━━━ EXTRAIT À LIRE
Nous avons atteint «le Maroc profond». Des petits villages poussiéreux... nichés dans un décor fabuleux! On se demande toujours de quoi ils vivent! On voit peu ou pas d'animaux, même pas des chèvres. Les quelques animaux sont gardés à la maison dans des enclos, rien ne sert de sortir et de dépenser son énergie, il n'y a que de la roche autour ! Ce sont les femmes qui marchent des kilomètres pour ramasser et ramener ce qu'elles peuvent trouver de fourrage pour les bêtes  ! La sécheresse frappe dur... ça coûte cher de nourrir une vache si on achète le foin et la vendre rapporte peu parce que le foin coûte trop cher... cercle vicieux...


C'est en parcourant ces routes sinueuses entre ces montagnes dénudées, striées et colorées que Réal a rebaptisé le Maroc... ce devrait être «Maroche» a-t-il dit ! Et il avait bien raison !
━━━━━━
━━━ JEU DE DONNÉES
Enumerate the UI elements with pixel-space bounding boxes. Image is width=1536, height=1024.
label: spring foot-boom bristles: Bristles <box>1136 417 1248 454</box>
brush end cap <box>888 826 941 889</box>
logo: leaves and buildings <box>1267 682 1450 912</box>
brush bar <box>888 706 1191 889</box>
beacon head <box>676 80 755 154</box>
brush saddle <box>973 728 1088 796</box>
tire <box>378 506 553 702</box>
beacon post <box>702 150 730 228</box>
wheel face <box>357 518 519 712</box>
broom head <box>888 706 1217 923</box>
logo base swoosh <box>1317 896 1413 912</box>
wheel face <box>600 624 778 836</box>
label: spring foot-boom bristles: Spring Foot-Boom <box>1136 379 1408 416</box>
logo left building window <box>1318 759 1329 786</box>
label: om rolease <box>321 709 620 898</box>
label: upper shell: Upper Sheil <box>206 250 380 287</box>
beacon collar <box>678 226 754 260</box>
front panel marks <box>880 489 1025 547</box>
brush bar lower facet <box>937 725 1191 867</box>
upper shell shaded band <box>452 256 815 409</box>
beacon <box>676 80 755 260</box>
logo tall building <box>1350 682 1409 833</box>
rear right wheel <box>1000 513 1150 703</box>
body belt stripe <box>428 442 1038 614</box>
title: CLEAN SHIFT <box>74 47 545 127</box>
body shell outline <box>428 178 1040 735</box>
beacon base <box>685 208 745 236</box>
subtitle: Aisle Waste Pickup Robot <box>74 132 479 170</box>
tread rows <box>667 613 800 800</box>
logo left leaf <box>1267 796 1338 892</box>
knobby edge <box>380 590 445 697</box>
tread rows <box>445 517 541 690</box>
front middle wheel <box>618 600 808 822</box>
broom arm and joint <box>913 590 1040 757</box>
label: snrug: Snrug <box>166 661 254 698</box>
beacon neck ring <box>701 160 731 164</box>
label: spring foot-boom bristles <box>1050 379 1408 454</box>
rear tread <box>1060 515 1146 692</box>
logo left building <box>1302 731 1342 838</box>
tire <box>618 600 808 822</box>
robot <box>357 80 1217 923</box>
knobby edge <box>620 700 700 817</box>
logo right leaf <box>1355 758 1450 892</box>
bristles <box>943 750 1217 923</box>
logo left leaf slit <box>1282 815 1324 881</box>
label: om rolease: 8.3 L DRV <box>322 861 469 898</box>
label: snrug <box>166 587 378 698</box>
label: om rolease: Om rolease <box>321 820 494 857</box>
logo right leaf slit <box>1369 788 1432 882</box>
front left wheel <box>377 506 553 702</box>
━━━━━━
> [TRAVAIL DEMANDÉ]:
- a) Répondez à ces questions sur l'extrait sur le Maroc :
(i) Où sont gardés les quelques animaux ?
(ii) Qui marche des kilomètres pour ramasser du fourrage ?
(iii) Quel nouveau nom Réal donne-t-il au Maroc ?
- b) Quels adjectifs l'extrait sur le Maroc emploie-t-il pour décrire les montagnes ?
- c) Poursuivez l'extrait sur le Maroc après sa dernière phrase.
Ces lignes n'ont aucun lien avec l'extrait sur le Maroc.

> [RÉPONSES]:
- a)
(i) À la maison, dans des enclos.
(ii) Les femmes.
(iii) «Maroche».

- b) dénudées, striées, colorées

- c)
Par contre dans les vallées, là on a l'impression de gagner le gros lot ! Les rivières qui coulent toute l'année à travers la palmeraie permettent de cultiver des jardins et des arbres fruitiers. Cerisier, amandiers, figuiers et dattiers poussent en abondance. Luzerne, oignons, carottes, et choux semblent les cultures les plus populaires dans les jardins. Un ingénieux système de canaux dirige et distribue l'eau, source de vie de la palmeraie et de ses jardins.


Dans les coins reculés, les gens sont gentils mais timides. Ils répondent à notre «Salam» (bonjour) par un «Salam» puis demandent «Ça va ?». On répond «Labes» (ça va), leur visage s'éclaire un peu. Plusieurs ne parlent pas français, les femmes encore moins que les hommes. Les enfants savent comment demander de l'argent, des stylos, des bonbons... Par contre, dans les zones touristiques, tous les marocains qu'on rencontre se changent comme par magie en «guide» qui peuvent nous faire visiter la palmeraie, les gorges etc. Invariablement, une invitation à prendre le thé se termine par une offre de «tour» quelconque. C'est toujours fait gentiment, alors on ne peut pas leur reprocher d'essayer de vendre leur marchandise... On nous propose aussi souvent du troc... avoir su, on n'aurait pas jeté notre vieil ordi ou ce manteau usagé, ils auraient fait des heureux ici !

Les villes de Boumalne Dades et Tinerhir à l'entrée des gorges sont essentiellement des villes de services car le Djbel Sarhro, au sud, abrite de nombreuses mines (argent, cuivre, plomb, or, manganèse).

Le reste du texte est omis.